:: TEXT ::
__________________________________________________

Süddeutsche Zeitung

SPD-Vorsitzende:Lieber Twitter als Pressekonferenz

Für Parteichefin Saskia Esken ist Politik in Corona-Zeiten kein Problem: Sie fühlt sich im Netz wohl. In der SPD sorgt ihr Stil jedoch für Skepsis.

Von Mike Szymanski, Berlin

Wer von Parteikollegen wissen will, mit wem die SPD-Co-Vorsitzende Saskia Esken viel Zeit verbringt, bekommt keine Namen genannt, sondern zu hören: "Mit ihrem Handy". Ob in den Sitzungen der Bundestagsfraktion oder in den Runden der Parteispitze - Teilnehmer berichten, es vergehe kaum ein Treffen, bei dem sie nicht darauf herumtippt. Sie twittert aus Sitzungen ihre Standpunkte; Anfang März etwa, als es um die Aufnahme von Flüchtlingskindern aus griechischen Camps ging und sie mehr Einsatz von Innenminister Horst Seehofer forderte.

Esken streitet im Internet, etwa für ihre Idee einer Sonderabgabe von Vermögenden, um später die Kosten der Corona-Krise zu finanzieren: "Wir haben offenbar ein unterschiedliches Verständnis vom Zusammenstehen", richtete sie dem CDU-Bundestagskollegen Jan-Marco Luczak aus, der ihren Vorschlag für "absolut verfehlt" hält. Wer sie anspricht, kann mit einer Antwort rechnen, egal, wie bedeutend sie oder er ist. Das gilt selbst für jene, die ihr "ans Schienbein" treten, wie sie mal schrieb. Einer fragte, wo denn in Corona-Zeiten die SPD-Chefs seien, man höre so wenig von ihnen; anders als von Familienministerin Franziska Giffey oder Finanzminister Olaf Scholz. Esken antwortete: "Ich bin hier. Womit kann ich helfen?"

"Das ist gerade ihr Ding", sagt ein Weggefährte über die derzeitige Lage

Es gibt Politikerinnen und Politiker, die erleben diese Tage und Wochen als große Durststrecke, weil die Corona-Krise sie aus ihren Routinen herausgerissen hat: Plötzlich keine wuchtigen Auftritte vor großem Publikum mehr, keine langen Abendtermine oder Gremiensitzungen bei Keksen und Kaffee. Und es gibt Saskia Esken, die gut mit den Umständen zurechtkommt, unter denen Politikmachen noch möglich ist, weil sie vorher schon so Politik gemacht hat. Sie braucht all das andere nicht wirklich: Die Auftritte vor der Presse nach Gremiensitzung in der Parteizentrale lässt sie eher über sich ergehen. Durch ihre Rede beim politischen Aschermittwoch in Bayern kämpften sie und ihr Publikum sich gleichermaßen durch.

Die Zeit jetzt? "Das ist gerade ihr Ding", erzählt eine Person, die im Alltag viel mit ihr zu tun hat.

Esken ist in vielerlei Hinsicht als Parteivorsitzende ein Experiment für die SPD, nicht nur weil sie kaum Führungserfahrung für eine solche Aufgabe mitbrachte. So digital, so ungefiltert, war noch keine SPD-Chefin, kein Chef zuvor unterwegs.

__________________________________________________

:: BEREITGESTELLTE DATEN ::

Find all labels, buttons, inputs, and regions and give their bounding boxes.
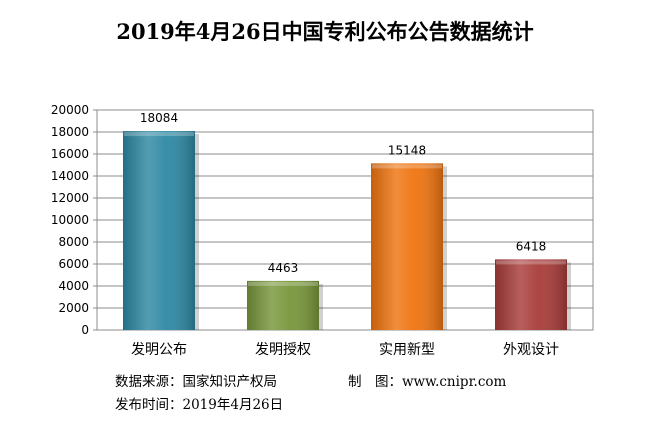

__________________________________________________

:: AUFGABE 1 ::
Prüfe, ob jede Aussage mit dem Text übereinstimmt, und antworte jeweils mit Ja oder Nein sowie den entscheidenden Worten des Textes als wörtlichem Zitat.
(a) Esken verlangte Anfang März von Innenminister Horst Seehofer mehr Einsatz.
(b) Jan-Marco Luczak befürwortet Eskens Vorschlag einer Sonderabgabe von Vermögenden.
(c) Esken brachte für das Amt der Parteivorsitzenden viel Führungserfahrung mit.
:: AUFGABE 2 ::
Beantworte anhand des Textes diese drei Fragen:
(a) Welche Antwort erhält man von Parteikollegen auf die Frage, mit wem Esken viel Zeit verbringt?
(b) Wozu soll die von Esken vorgeschlagene Sonderabgabe von Vermögenden dienen?
(c) In welchem Bundesland hielt Esken ihre Rede zum politischen Aschermittwoch?
Die Daten werden hier nicht benötigt.

:: VOLLSTÄNDIGE LÖSUNG 1 ::
(a) Ja: „sie mehr Einsatz von Innenminister Horst Seehofer forderte“
(b) Nein: „der ihren Vorschlag für "absolut verfehlt" hält“
(c) Nein: „sie kaum Führungserfahrung für eine solche Aufgabe mitbrachte“

:: VOLLSTÄNDIGE LÖSUNG 2 ::
(a) „Mit ihrem Handy“
(b) Sie soll später die Kosten der Corona-Krise finanzieren.
(c) In Bayern.